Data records
§ §

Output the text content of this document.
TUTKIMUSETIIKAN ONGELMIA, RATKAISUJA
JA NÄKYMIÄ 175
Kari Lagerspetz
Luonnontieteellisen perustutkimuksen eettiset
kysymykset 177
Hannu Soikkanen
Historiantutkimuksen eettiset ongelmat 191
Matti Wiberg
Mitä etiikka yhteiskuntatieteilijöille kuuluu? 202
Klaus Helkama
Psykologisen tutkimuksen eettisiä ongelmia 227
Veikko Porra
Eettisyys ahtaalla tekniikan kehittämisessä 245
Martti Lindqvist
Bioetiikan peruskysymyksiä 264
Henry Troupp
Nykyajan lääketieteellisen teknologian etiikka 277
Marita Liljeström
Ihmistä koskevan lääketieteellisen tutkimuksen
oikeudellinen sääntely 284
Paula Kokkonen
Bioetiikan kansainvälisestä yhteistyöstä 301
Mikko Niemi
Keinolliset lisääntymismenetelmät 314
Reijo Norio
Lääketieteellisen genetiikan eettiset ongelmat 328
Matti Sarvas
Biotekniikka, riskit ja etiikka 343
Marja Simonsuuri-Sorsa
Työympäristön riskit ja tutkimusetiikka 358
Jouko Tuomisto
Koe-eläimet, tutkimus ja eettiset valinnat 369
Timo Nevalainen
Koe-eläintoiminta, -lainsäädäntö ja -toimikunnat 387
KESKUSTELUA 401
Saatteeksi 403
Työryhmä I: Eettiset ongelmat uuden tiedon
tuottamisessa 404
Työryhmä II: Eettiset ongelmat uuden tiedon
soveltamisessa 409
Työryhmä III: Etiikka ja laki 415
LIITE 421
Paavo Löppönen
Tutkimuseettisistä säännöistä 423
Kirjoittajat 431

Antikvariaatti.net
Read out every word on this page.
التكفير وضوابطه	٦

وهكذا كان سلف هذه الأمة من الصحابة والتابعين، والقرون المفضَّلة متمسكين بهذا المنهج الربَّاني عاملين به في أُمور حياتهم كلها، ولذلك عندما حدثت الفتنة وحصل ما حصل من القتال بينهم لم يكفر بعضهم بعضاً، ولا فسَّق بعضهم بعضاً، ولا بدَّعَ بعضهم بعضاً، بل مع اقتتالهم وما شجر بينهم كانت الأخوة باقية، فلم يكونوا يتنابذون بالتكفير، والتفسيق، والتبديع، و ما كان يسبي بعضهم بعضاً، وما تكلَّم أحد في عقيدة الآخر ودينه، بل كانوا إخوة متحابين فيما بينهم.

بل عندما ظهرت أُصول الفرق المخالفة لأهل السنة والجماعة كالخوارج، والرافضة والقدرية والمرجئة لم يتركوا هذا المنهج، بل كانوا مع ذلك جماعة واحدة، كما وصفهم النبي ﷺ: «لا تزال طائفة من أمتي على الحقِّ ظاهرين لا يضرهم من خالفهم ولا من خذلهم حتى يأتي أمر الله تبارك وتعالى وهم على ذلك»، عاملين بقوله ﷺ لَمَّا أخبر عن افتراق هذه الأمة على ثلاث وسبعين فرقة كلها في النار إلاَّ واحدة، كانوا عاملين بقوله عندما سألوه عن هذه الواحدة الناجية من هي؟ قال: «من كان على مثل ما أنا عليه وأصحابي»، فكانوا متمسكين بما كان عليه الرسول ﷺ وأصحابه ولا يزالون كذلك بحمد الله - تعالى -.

§ §

Exercise directions —
Gather all lines where the word "Työryhmä" appears.

The response —
Työryhmä I: Eettiset ongelmat uuden tiedon
Työryhmä II: Eettiset ongelmat uuden tiedon
Työryhmä III: Etiikka ja laki 415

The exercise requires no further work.